● **Rows from a dataset**
***

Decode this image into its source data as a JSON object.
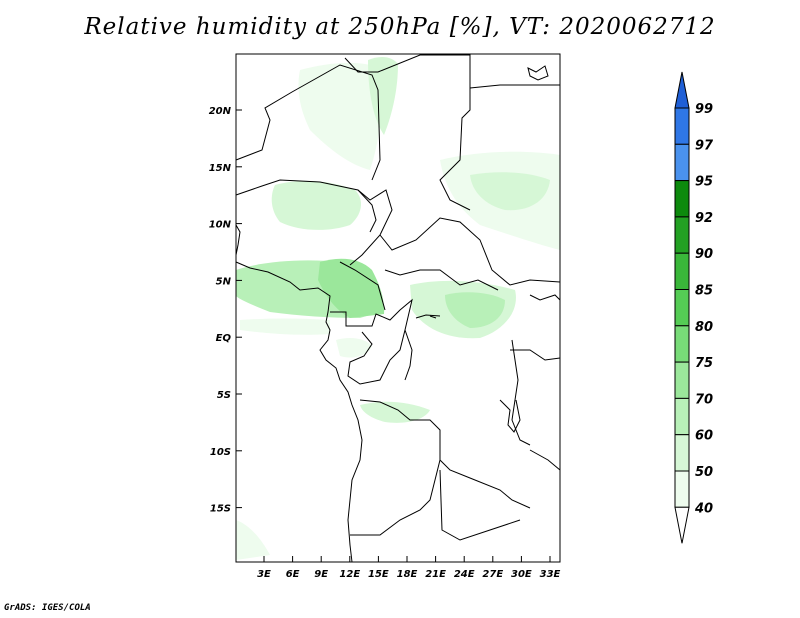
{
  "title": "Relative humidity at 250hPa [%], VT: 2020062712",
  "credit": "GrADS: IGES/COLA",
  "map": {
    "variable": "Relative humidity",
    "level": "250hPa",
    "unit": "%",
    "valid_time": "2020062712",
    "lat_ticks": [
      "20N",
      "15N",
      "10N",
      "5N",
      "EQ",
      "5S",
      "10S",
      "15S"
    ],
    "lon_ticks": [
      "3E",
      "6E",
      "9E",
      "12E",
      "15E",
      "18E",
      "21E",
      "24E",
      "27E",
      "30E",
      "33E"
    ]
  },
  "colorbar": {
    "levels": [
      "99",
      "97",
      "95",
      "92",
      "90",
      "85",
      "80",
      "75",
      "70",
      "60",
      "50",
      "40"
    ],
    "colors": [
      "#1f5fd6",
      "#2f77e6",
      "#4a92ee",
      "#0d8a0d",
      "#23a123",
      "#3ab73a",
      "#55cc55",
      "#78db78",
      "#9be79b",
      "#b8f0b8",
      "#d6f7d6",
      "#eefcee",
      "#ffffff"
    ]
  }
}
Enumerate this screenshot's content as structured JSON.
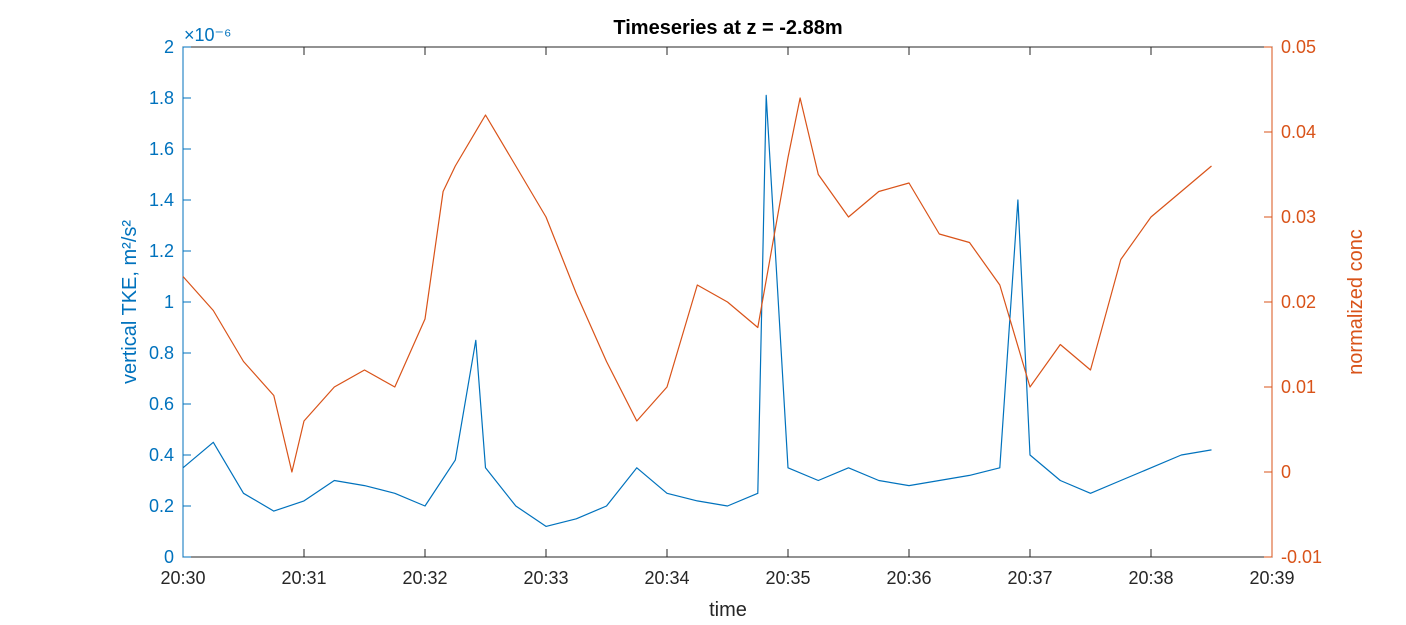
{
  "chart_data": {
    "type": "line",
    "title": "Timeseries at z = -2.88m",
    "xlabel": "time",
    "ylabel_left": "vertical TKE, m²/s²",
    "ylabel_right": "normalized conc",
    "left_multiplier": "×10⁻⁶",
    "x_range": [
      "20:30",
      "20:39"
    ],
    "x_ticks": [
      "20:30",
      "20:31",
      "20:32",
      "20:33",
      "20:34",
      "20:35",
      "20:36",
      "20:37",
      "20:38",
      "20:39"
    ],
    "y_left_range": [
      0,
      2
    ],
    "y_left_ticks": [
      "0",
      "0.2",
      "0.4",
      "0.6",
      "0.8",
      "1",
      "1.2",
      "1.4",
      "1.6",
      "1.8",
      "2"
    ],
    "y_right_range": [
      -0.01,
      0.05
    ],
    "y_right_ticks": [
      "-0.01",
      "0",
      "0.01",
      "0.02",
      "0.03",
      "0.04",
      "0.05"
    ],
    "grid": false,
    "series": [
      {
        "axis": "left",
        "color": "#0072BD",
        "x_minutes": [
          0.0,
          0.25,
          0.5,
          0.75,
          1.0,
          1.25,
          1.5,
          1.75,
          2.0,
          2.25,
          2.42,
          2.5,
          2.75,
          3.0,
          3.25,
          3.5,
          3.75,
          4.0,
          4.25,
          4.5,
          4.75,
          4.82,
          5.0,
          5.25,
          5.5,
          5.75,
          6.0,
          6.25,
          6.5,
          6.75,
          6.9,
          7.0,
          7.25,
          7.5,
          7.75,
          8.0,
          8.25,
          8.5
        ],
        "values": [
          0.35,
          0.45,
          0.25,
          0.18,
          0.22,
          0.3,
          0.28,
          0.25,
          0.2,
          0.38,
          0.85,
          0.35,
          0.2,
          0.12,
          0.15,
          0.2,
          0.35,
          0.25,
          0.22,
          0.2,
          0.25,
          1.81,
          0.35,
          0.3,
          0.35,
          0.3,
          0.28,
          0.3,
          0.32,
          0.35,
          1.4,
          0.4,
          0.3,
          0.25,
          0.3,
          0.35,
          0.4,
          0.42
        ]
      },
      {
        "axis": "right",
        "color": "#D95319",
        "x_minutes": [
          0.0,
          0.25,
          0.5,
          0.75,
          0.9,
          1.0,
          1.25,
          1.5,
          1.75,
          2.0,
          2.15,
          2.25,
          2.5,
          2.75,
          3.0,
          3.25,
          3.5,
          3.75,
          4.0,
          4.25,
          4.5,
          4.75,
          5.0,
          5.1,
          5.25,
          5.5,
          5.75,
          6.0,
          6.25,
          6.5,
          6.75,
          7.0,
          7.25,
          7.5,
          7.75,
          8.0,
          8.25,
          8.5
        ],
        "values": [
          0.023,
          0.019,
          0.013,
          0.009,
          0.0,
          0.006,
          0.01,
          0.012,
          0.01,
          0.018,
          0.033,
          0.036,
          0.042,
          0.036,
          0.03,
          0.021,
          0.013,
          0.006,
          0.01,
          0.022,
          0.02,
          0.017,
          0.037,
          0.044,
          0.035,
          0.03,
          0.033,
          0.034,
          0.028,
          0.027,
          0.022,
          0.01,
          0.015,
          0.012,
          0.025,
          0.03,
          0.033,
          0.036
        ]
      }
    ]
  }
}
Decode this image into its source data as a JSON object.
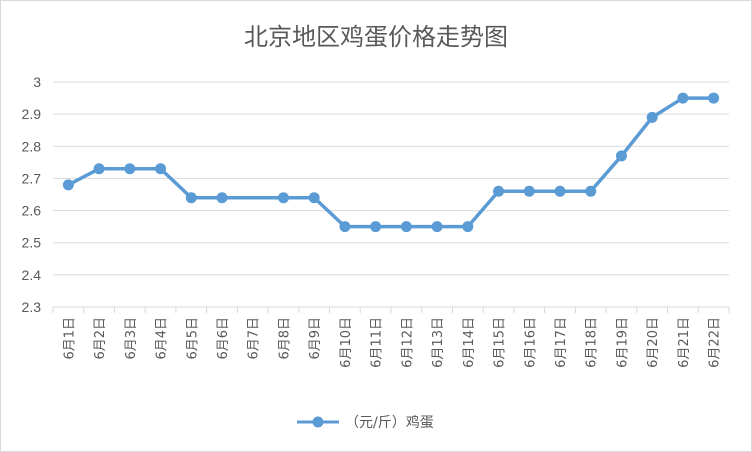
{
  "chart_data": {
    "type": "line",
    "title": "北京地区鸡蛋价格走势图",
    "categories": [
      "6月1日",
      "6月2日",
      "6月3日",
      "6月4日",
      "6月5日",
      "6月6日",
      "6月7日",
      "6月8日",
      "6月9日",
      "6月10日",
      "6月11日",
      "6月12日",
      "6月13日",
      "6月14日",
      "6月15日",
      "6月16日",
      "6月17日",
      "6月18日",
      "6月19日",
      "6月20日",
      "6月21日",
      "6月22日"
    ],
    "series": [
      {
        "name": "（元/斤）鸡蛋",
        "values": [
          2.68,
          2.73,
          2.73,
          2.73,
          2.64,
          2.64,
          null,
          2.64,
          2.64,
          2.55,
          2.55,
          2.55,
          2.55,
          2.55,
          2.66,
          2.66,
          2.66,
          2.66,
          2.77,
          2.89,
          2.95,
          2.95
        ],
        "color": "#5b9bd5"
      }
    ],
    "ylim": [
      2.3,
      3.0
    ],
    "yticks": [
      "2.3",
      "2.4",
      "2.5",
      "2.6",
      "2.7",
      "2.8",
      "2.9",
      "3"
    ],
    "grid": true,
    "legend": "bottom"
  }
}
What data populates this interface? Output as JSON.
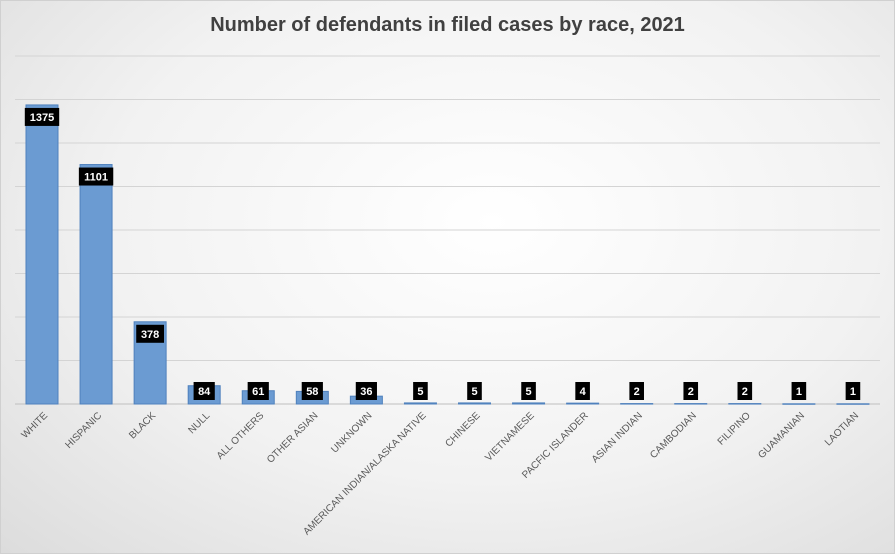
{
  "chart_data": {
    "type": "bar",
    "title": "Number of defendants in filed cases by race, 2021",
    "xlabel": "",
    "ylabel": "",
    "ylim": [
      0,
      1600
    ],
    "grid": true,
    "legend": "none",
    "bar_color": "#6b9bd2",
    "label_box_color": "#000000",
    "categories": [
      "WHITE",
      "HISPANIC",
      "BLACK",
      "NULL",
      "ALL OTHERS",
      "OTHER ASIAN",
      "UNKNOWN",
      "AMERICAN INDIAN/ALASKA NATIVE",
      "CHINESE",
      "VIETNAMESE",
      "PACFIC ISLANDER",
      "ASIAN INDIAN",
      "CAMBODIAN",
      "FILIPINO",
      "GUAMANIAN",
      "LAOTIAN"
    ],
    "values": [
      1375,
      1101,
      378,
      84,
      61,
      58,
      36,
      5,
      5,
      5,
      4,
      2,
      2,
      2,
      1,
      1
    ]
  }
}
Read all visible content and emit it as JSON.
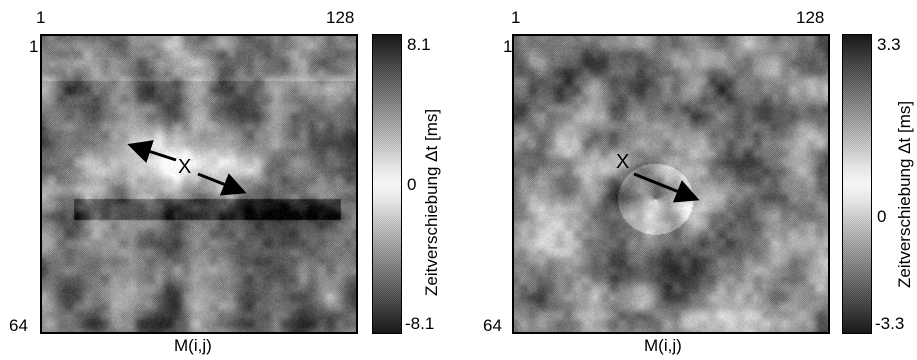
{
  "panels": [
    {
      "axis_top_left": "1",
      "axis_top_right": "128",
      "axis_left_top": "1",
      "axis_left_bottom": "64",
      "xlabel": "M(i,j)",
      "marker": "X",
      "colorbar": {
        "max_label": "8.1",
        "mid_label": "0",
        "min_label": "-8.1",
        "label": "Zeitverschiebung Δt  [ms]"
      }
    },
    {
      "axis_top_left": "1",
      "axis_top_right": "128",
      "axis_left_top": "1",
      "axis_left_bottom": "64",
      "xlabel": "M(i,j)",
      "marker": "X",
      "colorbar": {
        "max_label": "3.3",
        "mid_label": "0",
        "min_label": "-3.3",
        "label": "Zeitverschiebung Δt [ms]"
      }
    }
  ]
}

***

● **WHAT YOU ARE ASKED TO DO**
Go through the listing above and quote it exactly, apart from its images.

● **REPLY**
Decode this image into its source data as a JSON object.
{
  "title": "Relative humidity at 250hPa [%], VT: 2020062712",
  "credit": "GrADS: IGES/COLA",
  "map": {
    "variable": "Relative humidity",
    "level": "250hPa",
    "unit": "%",
    "valid_time": "2020062712",
    "lat_ticks": [
      "20N",
      "15N",
      "10N",
      "5N",
      "EQ",
      "5S",
      "10S",
      "15S"
    ],
    "lon_ticks": [
      "3E",
      "6E",
      "9E",
      "12E",
      "15E",
      "18E",
      "21E",
      "24E",
      "27E",
      "30E",
      "33E"
    ]
  },
  "colorbar": {
    "levels": [
      "99",
      "97",
      "95",
      "92",
      "90",
      "85",
      "80",
      "75",
      "70",
      "60",
      "50",
      "40"
    ],
    "colors": [
      "#1f5fd6",
      "#2f77e6",
      "#4a92ee",
      "#0d8a0d",
      "#23a123",
      "#3ab73a",
      "#55cc55",
      "#78db78",
      "#9be79b",
      "#b8f0b8",
      "#d6f7d6",
      "#eefcee",
      "#ffffff"
    ]
  }
}
Enumerate this screenshot's content as structured JSON.
{
  "chart_data": {
    "type": "line",
    "title": "Timeseries at z = -2.88m",
    "xlabel": "time",
    "ylabel_left": "vertical TKE, m²/s²",
    "ylabel_right": "normalized conc",
    "left_multiplier": "×10⁻⁶",
    "x_range": [
      "20:30",
      "20:39"
    ],
    "x_ticks": [
      "20:30",
      "20:31",
      "20:32",
      "20:33",
      "20:34",
      "20:35",
      "20:36",
      "20:37",
      "20:38",
      "20:39"
    ],
    "y_left_range": [
      0,
      2
    ],
    "y_left_ticks": [
      "0",
      "0.2",
      "0.4",
      "0.6",
      "0.8",
      "1",
      "1.2",
      "1.4",
      "1.6",
      "1.8",
      "2"
    ],
    "y_right_range": [
      -0.01,
      0.05
    ],
    "y_right_ticks": [
      "-0.01",
      "0",
      "0.01",
      "0.02",
      "0.03",
      "0.04",
      "0.05"
    ],
    "grid": false,
    "series": [
      {
        "axis": "left",
        "color": "#0072BD",
        "x_minutes": [
          0.0,
          0.25,
          0.5,
          0.75,
          1.0,
          1.25,
          1.5,
          1.75,
          2.0,
          2.25,
          2.42,
          2.5,
          2.75,
          3.0,
          3.25,
          3.5,
          3.75,
          4.0,
          4.25,
          4.5,
          4.75,
          4.82,
          5.0,
          5.25,
          5.5,
          5.75,
          6.0,
          6.25,
          6.5,
          6.75,
          6.9,
          7.0,
          7.25,
          7.5,
          7.75,
          8.0,
          8.25,
          8.5
        ],
        "values": [
          0.35,
          0.45,
          0.25,
          0.18,
          0.22,
          0.3,
          0.28,
          0.25,
          0.2,
          0.38,
          0.85,
          0.35,
          0.2,
          0.12,
          0.15,
          0.2,
          0.35,
          0.25,
          0.22,
          0.2,
          0.25,
          1.81,
          0.35,
          0.3,
          0.35,
          0.3,
          0.28,
          0.3,
          0.32,
          0.35,
          1.4,
          0.4,
          0.3,
          0.25,
          0.3,
          0.35,
          0.4,
          0.42
        ]
      },
      {
        "axis": "right",
        "color": "#D95319",
        "x_minutes": [
          0.0,
          0.25,
          0.5,
          0.75,
          0.9,
          1.0,
          1.25,
          1.5,
          1.75,
          2.0,
          2.15,
          2.25,
          2.5,
          2.75,
          3.0,
          3.25,
          3.5,
          3.75,
          4.0,
          4.25,
          4.5,
          4.75,
          5.0,
          5.1,
          5.25,
          5.5,
          5.75,
          6.0,
          6.25,
          6.5,
          6.75,
          7.0,
          7.25,
          7.5,
          7.75,
          8.0,
          8.25,
          8.5
        ],
        "values": [
          0.023,
          0.019,
          0.013,
          0.009,
          0.0,
          0.006,
          0.01,
          0.012,
          0.01,
          0.018,
          0.033,
          0.036,
          0.042,
          0.036,
          0.03,
          0.021,
          0.013,
          0.006,
          0.01,
          0.022,
          0.02,
          0.017,
          0.037,
          0.044,
          0.035,
          0.03,
          0.033,
          0.034,
          0.028,
          0.027,
          0.022,
          0.01,
          0.015,
          0.012,
          0.025,
          0.03,
          0.033,
          0.036
        ]
      }
    ]
  }
}
Decode this image into its source data as a JSON object.
{
  "chart_data": {
    "type": "line",
    "title": "北京地区鸡蛋价格走势图",
    "categories": [
      "6月1日",
      "6月2日",
      "6月3日",
      "6月4日",
      "6月5日",
      "6月6日",
      "6月7日",
      "6月8日",
      "6月9日",
      "6月10日",
      "6月11日",
      "6月12日",
      "6月13日",
      "6月14日",
      "6月15日",
      "6月16日",
      "6月17日",
      "6月18日",
      "6月19日",
      "6月20日",
      "6月21日",
      "6月22日"
    ],
    "series": [
      {
        "name": "（元/斤）鸡蛋",
        "values": [
          2.68,
          2.73,
          2.73,
          2.73,
          2.64,
          2.64,
          null,
          2.64,
          2.64,
          2.55,
          2.55,
          2.55,
          2.55,
          2.55,
          2.66,
          2.66,
          2.66,
          2.66,
          2.77,
          2.89,
          2.95,
          2.95
        ],
        "color": "#5b9bd5"
      }
    ],
    "ylim": [
      2.3,
      3.0
    ],
    "yticks": [
      "2.3",
      "2.4",
      "2.5",
      "2.6",
      "2.7",
      "2.8",
      "2.9",
      "3"
    ],
    "grid": true,
    "legend": "bottom"
  }
}
What data populates this interface? Output as JSON.
{
  "chart_data": {
    "type": "bar",
    "title": "Number of defendants in filed cases by race, 2021",
    "xlabel": "",
    "ylabel": "",
    "ylim": [
      0,
      1600
    ],
    "grid": true,
    "legend": "none",
    "bar_color": "#6b9bd2",
    "label_box_color": "#000000",
    "categories": [
      "WHITE",
      "HISPANIC",
      "BLACK",
      "NULL",
      "ALL OTHERS",
      "OTHER ASIAN",
      "UNKNOWN",
      "AMERICAN INDIAN/ALASKA NATIVE",
      "CHINESE",
      "VIETNAMESE",
      "PACFIC ISLANDER",
      "ASIAN INDIAN",
      "CAMBODIAN",
      "FILIPINO",
      "GUAMANIAN",
      "LAOTIAN"
    ],
    "values": [
      1375,
      1101,
      378,
      84,
      61,
      58,
      36,
      5,
      5,
      5,
      4,
      2,
      2,
      2,
      1,
      1
    ]
  }
}
Read all visible content and emit it as JSON.
{
  "panels": [
    {
      "axis_top_left": "1",
      "axis_top_right": "128",
      "axis_left_top": "1",
      "axis_left_bottom": "64",
      "xlabel": "M(i,j)",
      "marker": "X",
      "colorbar": {
        "max_label": "8.1",
        "mid_label": "0",
        "min_label": "-8.1",
        "label": "Zeitverschiebung Δt  [ms]"
      }
    },
    {
      "axis_top_left": "1",
      "axis_top_right": "128",
      "axis_left_top": "1",
      "axis_left_bottom": "64",
      "xlabel": "M(i,j)",
      "marker": "X",
      "colorbar": {
        "max_label": "3.3",
        "mid_label": "0",
        "min_label": "-3.3",
        "label": "Zeitverschiebung Δt [ms]"
      }
    }
  ]
}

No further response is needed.